··· Records shown
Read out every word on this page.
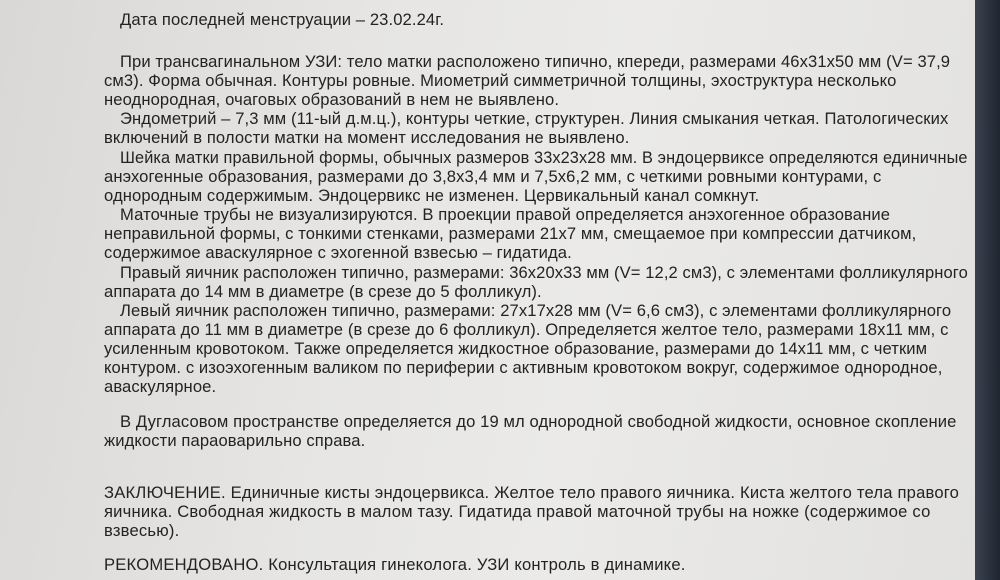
Дата последней менструации – 23.02.24г.
При трансвагинальном УЗИ: тело матки расположено типично, кпереди, размерами 46х31х50 мм (V= 37,9
см3). Форма обычная. Контуры ровные. Миометрий симметричной толщины, эхоструктура несколько
неоднородная, очаговых образований в нем не выявлено.
Эндометрий – 7,3 мм (11-ый д.м.ц.), контуры четкие, структурен. Линия смыкания четкая. Патологических
включений в полости матки на момент исследования не выявлено.
Шейка матки правильной формы, обычных размеров 33х23х28 мм. В эндоцервиксе определяются единичные
анэхогенные образования, размерами до 3,8х3,4 мм и 7,5х6,2 мм, с четкими ровными контурами, с
однородным содержимым. Эндоцервикс не изменен. Цервикальный канал сомкнут.
Маточные трубы не визуализируются. В проекции правой определяется анэхогенное образование
неправильной формы, с тонкими стенками, размерами 21х7 мм, смещаемое при компрессии датчиком,
содержимое аваскулярное с эхогенной взвесью – гидатида.
Правый яичник расположен типично, размерами: 36х20х33 мм (V= 12,2 см3), с элементами фолликулярного
аппарата до 14 мм в диаметре (в срезе до 5 фолликул).
Левый яичник расположен типично, размерами: 27х17х28 мм (V= 6,6 см3), с элементами фолликулярного
аппарата до 11 мм в диаметре (в срезе до 6 фолликул). Определяется желтое тело, размерами 18х11 мм, с
усиленным кровотоком. Также определяется жидкостное образование, размерами до 14х11 мм, с четким
контуром. с изоэхогенным валиком по периферии с активным кровотоком вокруг, содержимое однородное,
аваскулярное.
В Дугласовом пространстве определяется до 19 мл однородной свободной жидкости, основное скопление
жидкости параоварильно справа.
ЗАКЛЮЧЕНИЕ. Единичные кисты эндоцервикса. Желтое тело правого яичника. Киста желтого тела правого
яичника. Свободная жидкость в малом тазу. Гидатида правой маточной трубы на ножке (содержимое со
взвесью).
РЕКОМЕНДОВАНО. Консультация гинеколога. УЗИ контроль в динамике.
······
* [Exercise directions]:
Filter the data, keeping only the lines that contain "аппарата".

* [Response to the task]:
аппарата до 14 мм в диаметре (в срезе до 5 фолликул).
аппарата до 11 мм в диаметре (в срезе до 6 фолликул). Определяется желтое тело, размерами 18х11 мм, с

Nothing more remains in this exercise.